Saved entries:
————
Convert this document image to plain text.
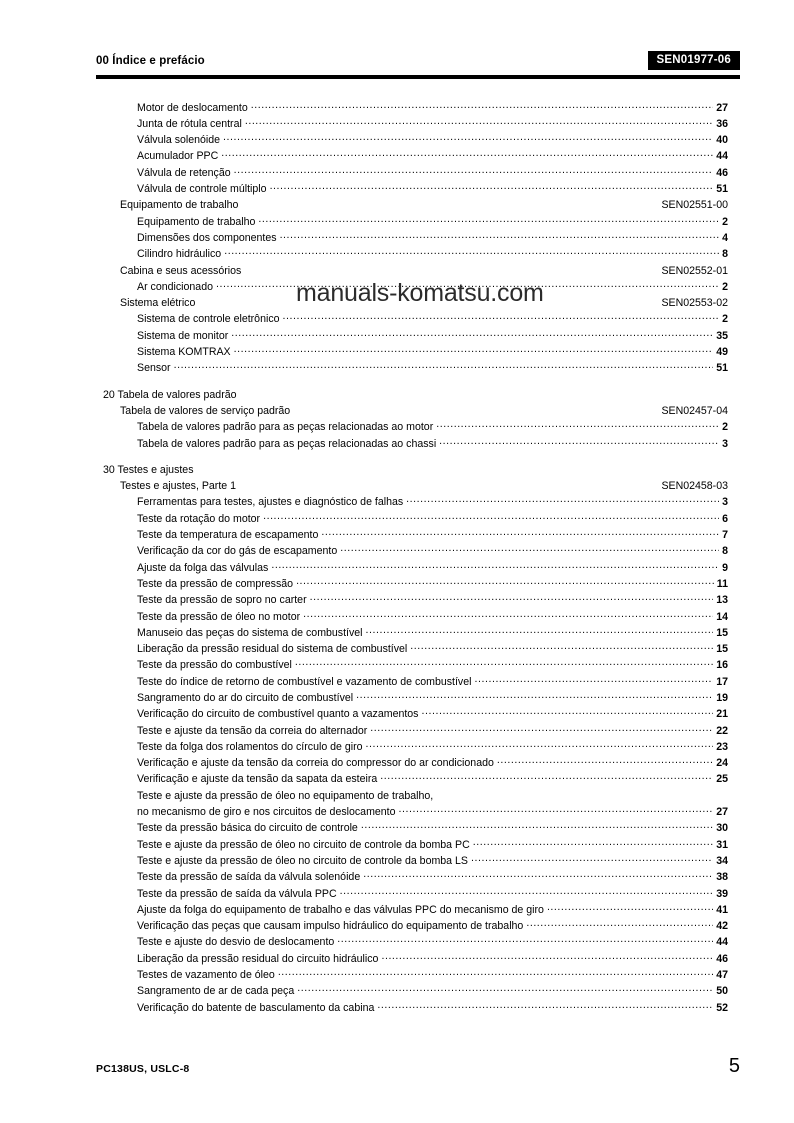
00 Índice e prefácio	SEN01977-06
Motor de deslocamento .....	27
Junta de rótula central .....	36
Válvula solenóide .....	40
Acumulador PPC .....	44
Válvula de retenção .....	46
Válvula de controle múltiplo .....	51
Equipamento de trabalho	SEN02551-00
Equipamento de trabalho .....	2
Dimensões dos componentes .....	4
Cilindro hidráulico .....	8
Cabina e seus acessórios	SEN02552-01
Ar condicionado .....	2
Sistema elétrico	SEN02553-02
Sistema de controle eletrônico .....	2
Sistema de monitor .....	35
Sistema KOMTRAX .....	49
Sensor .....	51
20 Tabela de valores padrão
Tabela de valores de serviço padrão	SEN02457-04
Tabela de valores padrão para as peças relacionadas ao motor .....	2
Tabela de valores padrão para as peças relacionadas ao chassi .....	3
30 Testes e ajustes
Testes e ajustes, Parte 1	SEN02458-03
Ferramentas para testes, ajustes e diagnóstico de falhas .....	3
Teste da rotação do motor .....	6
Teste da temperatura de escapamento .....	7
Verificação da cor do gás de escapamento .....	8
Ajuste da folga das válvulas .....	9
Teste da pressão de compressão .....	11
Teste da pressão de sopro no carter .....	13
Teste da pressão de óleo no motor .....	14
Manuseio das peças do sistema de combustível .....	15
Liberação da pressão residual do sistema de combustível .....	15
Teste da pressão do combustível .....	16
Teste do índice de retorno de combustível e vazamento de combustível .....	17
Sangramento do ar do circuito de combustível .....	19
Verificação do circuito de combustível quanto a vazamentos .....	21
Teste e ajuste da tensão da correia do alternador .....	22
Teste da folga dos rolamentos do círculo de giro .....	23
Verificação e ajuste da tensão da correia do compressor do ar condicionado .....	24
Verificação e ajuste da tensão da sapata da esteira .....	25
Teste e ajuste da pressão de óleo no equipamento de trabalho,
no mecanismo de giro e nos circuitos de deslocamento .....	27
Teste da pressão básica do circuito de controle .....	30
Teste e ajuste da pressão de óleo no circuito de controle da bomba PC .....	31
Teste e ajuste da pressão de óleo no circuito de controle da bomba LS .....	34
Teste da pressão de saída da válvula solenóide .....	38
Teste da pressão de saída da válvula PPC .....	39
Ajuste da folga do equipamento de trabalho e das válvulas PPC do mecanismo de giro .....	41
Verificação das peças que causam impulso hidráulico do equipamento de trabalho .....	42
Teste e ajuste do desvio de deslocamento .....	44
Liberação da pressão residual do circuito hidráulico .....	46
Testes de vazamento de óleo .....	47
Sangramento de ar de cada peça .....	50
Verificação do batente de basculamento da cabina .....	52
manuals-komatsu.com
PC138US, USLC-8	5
————
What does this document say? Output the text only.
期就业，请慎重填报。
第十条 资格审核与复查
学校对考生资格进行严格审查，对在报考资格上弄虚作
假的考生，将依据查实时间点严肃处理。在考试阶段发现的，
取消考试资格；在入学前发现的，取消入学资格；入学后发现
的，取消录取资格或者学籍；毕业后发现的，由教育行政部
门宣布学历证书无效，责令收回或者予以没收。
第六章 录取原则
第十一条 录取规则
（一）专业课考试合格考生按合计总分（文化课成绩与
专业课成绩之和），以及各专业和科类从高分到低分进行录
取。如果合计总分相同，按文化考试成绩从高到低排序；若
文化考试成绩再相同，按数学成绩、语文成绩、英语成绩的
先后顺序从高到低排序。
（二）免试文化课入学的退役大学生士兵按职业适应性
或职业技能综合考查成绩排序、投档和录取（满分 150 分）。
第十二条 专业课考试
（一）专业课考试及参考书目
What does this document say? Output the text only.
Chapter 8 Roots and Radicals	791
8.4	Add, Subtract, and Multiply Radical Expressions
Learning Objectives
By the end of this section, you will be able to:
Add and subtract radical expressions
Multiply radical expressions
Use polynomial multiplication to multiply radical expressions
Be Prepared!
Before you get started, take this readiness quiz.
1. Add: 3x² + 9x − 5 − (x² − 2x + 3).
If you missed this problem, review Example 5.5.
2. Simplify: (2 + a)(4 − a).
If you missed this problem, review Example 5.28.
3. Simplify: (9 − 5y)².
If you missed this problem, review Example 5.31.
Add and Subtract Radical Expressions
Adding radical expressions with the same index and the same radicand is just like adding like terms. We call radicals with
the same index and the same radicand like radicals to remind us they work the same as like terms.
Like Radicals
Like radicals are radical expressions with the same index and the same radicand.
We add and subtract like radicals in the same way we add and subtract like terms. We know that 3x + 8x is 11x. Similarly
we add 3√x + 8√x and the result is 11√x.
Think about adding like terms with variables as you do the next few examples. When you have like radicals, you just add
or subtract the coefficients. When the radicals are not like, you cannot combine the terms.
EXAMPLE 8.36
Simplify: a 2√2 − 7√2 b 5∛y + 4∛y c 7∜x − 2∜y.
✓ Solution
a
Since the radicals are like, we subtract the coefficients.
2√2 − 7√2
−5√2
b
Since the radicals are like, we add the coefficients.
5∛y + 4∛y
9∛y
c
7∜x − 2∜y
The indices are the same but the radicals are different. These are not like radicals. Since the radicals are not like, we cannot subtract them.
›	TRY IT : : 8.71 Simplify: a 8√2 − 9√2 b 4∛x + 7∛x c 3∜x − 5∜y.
————
## Aim of the task
In the entries above, find every line holding the word "terms" and copy it out.

## Expected answer
Adding radical expressions with the same index and the same radicand is just like adding like terms. We call radicals with
the same index and the same radicand like radicals to remind us they work the same as like terms.
We add and subtract like radicals in the same way we add and subtract like terms. We know that 3x + 8x is 11x. Similarly
Think about adding like terms with variables as you do the next few examples. When you have like radicals, you just add
or subtract the coefficients. When the radicals are not like, you cannot combine the terms.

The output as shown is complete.